Your goal: Transcribe the listing below word for word.

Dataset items
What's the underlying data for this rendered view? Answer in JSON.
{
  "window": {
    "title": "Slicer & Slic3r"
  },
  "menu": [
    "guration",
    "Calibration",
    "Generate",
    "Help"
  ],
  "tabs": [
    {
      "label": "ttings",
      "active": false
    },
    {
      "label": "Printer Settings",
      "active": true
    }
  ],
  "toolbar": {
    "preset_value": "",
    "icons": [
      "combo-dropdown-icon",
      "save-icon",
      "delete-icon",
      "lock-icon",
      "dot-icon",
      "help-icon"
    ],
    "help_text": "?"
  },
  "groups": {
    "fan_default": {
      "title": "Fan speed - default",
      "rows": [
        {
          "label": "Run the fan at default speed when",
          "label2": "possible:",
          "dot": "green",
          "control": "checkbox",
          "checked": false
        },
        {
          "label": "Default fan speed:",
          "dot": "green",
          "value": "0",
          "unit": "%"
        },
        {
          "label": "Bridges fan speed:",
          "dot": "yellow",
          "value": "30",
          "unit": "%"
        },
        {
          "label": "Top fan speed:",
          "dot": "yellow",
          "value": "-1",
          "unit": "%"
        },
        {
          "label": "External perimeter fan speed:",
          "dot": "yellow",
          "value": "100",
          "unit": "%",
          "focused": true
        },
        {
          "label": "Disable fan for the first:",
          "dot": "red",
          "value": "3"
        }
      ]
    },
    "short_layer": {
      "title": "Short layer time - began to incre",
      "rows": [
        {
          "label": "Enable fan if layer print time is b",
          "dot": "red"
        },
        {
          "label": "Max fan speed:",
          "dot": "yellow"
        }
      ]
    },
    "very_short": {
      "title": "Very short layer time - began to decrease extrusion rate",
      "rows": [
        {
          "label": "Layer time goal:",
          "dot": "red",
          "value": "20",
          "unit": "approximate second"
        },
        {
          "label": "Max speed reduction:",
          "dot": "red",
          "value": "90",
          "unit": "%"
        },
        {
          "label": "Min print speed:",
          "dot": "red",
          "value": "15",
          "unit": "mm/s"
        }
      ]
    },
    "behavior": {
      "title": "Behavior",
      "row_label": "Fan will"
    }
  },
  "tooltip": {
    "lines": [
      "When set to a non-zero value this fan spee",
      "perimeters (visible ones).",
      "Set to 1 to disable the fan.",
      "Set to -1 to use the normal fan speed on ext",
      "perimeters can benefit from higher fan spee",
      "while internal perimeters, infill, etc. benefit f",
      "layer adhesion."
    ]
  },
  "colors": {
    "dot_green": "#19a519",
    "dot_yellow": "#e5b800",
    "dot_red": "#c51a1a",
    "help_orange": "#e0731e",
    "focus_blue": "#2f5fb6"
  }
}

The result:
What's the underlying data for this rendered view? Answer in JSON.
{
  "window": {
    "title": "Slicer & Slic3r"
  },
  "menu": [
    "guration",
    "Calibration",
    "Generate",
    "Help"
  ],
  "tabs": [
    {
      "label": "ttings",
      "active": false
    },
    {
      "label": "Printer Settings",
      "active": true
    }
  ],
  "toolbar": {
    "preset_value": "",
    "icons": [
      "combo-dropdown-icon",
      "save-icon",
      "delete-icon",
      "lock-icon",
      "dot-icon",
      "help-icon"
    ],
    "help_text": "?"
  },
  "groups": {
    "fan_default": {
      "title": "Fan speed - default",
      "rows": [
        {
          "label": "Run the fan at default speed when",
          "label2": "possible:",
          "dot": "green",
          "control": "checkbox",
          "checked": false
        },
        {
          "label": "Default fan speed:",
          "dot": "green",
          "value": "0",
          "unit": "%"
        },
        {
          "label": "Bridges fan speed:",
          "dot": "yellow",
          "value": "30",
          "unit": "%"
        },
        {
          "label": "Top fan speed:",
          "dot": "yellow",
          "value": "-1",
          "unit": "%"
        },
        {
          "label": "External perimeter fan speed:",
          "dot": "yellow",
          "value": "100",
          "unit": "%",
          "focused": true
        },
        {
          "label": "Disable fan for the first:",
          "dot": "red",
          "value": "3"
        }
      ]
    },
    "short_layer": {
      "title": "Short layer time - began to incre",
      "rows": [
        {
          "label": "Enable fan if layer print time is b",
          "dot": "red"
        },
        {
          "label": "Max fan speed:",
          "dot": "yellow"
        }
      ]
    },
    "very_short": {
      "title": "Very short layer time - began to decrease extrusion rate",
      "rows": [
        {
          "label": "Layer time goal:",
          "dot": "red",
          "value": "20",
          "unit": "approximate second"
        },
        {
          "label": "Max speed reduction:",
          "dot": "red",
          "value": "90",
          "unit": "%"
        },
        {
          "label": "Min print speed:",
          "dot": "red",
          "value": "15",
          "unit": "mm/s"
        }
      ]
    },
    "behavior": {
      "title": "Behavior",
      "row_label": "Fan will"
    }
  },
  "tooltip": {
    "lines": [
      "When set to a non-zero value this fan spee",
      "perimeters (visible ones).",
      "Set to 1 to disable the fan.",
      "Set to -1 to use the normal fan speed on ext",
      "perimeters can benefit from higher fan spee",
      "while internal perimeters, infill, etc. benefit f",
      "layer adhesion."
    ]
  },
  "colors": {
    "dot_green": "#19a519",
    "dot_yellow": "#e5b800",
    "dot_red": "#c51a1a",
    "help_orange": "#e0731e",
    "focus_blue": "#2f5fb6"
  }
}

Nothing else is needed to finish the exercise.